→ **Directions**
Write every line of the material out exactly as shown.

[Dataset items]
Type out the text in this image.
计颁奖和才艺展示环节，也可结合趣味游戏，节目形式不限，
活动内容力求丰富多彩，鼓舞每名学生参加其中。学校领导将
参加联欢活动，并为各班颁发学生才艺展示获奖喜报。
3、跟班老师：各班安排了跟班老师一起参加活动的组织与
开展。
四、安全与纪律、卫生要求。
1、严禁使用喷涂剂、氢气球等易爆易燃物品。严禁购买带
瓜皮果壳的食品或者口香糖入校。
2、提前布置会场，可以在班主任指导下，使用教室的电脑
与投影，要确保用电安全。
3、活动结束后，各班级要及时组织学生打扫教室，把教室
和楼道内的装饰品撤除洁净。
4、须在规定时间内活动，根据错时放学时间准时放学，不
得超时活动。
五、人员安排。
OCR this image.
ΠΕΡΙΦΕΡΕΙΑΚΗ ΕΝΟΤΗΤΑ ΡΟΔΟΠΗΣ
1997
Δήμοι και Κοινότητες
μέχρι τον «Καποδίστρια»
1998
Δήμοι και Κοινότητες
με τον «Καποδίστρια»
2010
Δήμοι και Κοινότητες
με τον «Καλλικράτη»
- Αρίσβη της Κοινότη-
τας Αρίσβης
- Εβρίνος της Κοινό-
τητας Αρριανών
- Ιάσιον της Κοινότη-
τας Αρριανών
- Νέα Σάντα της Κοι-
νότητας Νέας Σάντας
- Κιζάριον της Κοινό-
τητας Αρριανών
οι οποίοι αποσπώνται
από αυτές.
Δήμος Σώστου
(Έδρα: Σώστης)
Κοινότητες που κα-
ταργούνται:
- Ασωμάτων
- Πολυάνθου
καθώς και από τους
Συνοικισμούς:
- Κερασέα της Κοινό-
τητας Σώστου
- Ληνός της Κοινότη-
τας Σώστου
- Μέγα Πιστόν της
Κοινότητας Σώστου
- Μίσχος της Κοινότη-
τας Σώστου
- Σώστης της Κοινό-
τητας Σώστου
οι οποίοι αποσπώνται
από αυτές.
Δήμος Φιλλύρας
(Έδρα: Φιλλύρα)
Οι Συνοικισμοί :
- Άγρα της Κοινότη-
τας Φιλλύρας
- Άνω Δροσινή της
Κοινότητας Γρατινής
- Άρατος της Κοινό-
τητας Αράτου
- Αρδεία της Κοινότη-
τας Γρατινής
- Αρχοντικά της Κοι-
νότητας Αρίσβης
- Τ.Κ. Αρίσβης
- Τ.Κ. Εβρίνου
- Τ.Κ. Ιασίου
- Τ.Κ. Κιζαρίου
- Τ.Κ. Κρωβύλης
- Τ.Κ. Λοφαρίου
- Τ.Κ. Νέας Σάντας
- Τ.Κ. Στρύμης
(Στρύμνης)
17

→ **Answer in full**
Type out the text in this image.
计颁奖和才艺展示环节，也可结合趣味游戏，节目形式不限，
活动内容力求丰富多彩，鼓舞每名学生参加其中。学校领导将
参加联欢活动，并为各班颁发学生才艺展示获奖喜报。
3、跟班老师：各班安排了跟班老师一起参加活动的组织与
开展。
四、安全与纪律、卫生要求。
1、严禁使用喷涂剂、氢气球等易爆易燃物品。严禁购买带
瓜皮果壳的食品或者口香糖入校。
2、提前布置会场，可以在班主任指导下，使用教室的电脑
与投影，要确保用电安全。
3、活动结束后，各班级要及时组织学生打扫教室，把教室
和楼道内的装饰品撤除洁净。
4、须在规定时间内活动，根据错时放学时间准时放学，不
得超时活动。
五、人员安排。
OCR this image.
ΠΕΡΙΦΕΡΕΙΑΚΗ ΕΝΟΤΗΤΑ ΡΟΔΟΠΗΣ
1997
Δήμοι και Κοινότητες
μέχρι τον «Καποδίστρια»
1998
Δήμοι και Κοινότητες
με τον «Καποδίστρια»
2010
Δήμοι και Κοινότητες
με τον «Καλλικράτη»
- Αρίσβη της Κοινότη-
τας Αρίσβης
- Εβρίνος της Κοινό-
τητας Αρριανών
- Ιάσιον της Κοινότη-
τας Αρριανών
- Νέα Σάντα της Κοι-
νότητας Νέας Σάντας
- Κιζάριον της Κοινό-
τητας Αρριανών
οι οποίοι αποσπώνται
από αυτές.
Δήμος Σώστου
(Έδρα: Σώστης)
Κοινότητες που κα-
ταργούνται:
- Ασωμάτων
- Πολυάνθου
καθώς και από τους
Συνοικισμούς:
- Κερασέα της Κοινό-
τητας Σώστου
- Ληνός της Κοινότη-
τας Σώστου
- Μέγα Πιστόν της
Κοινότητας Σώστου
- Μίσχος της Κοινότη-
τας Σώστου
- Σώστης της Κοινό-
τητας Σώστου
οι οποίοι αποσπώνται
από αυτές.
Δήμος Φιλλύρας
(Έδρα: Φιλλύρα)
Οι Συνοικισμοί :
- Άγρα της Κοινότη-
τας Φιλλύρας
- Άνω Δροσινή της
Κοινότητας Γρατινής
- Άρατος της Κοινό-
τητας Αράτου
- Αρδεία της Κοινότη-
τας Γρατινής
- Αρχοντικά της Κοι-
νότητας Αρίσβης
- Τ.Κ. Αρίσβης
- Τ.Κ. Εβρίνου
- Τ.Κ. Ιασίου
- Τ.Κ. Κιζαρίου
- Τ.Κ. Κρωβύλης
- Τ.Κ. Λοφαρίου
- Τ.Κ. Νέας Σάντας
- Τ.Κ. Στρύμης
(Στρύμνης)
17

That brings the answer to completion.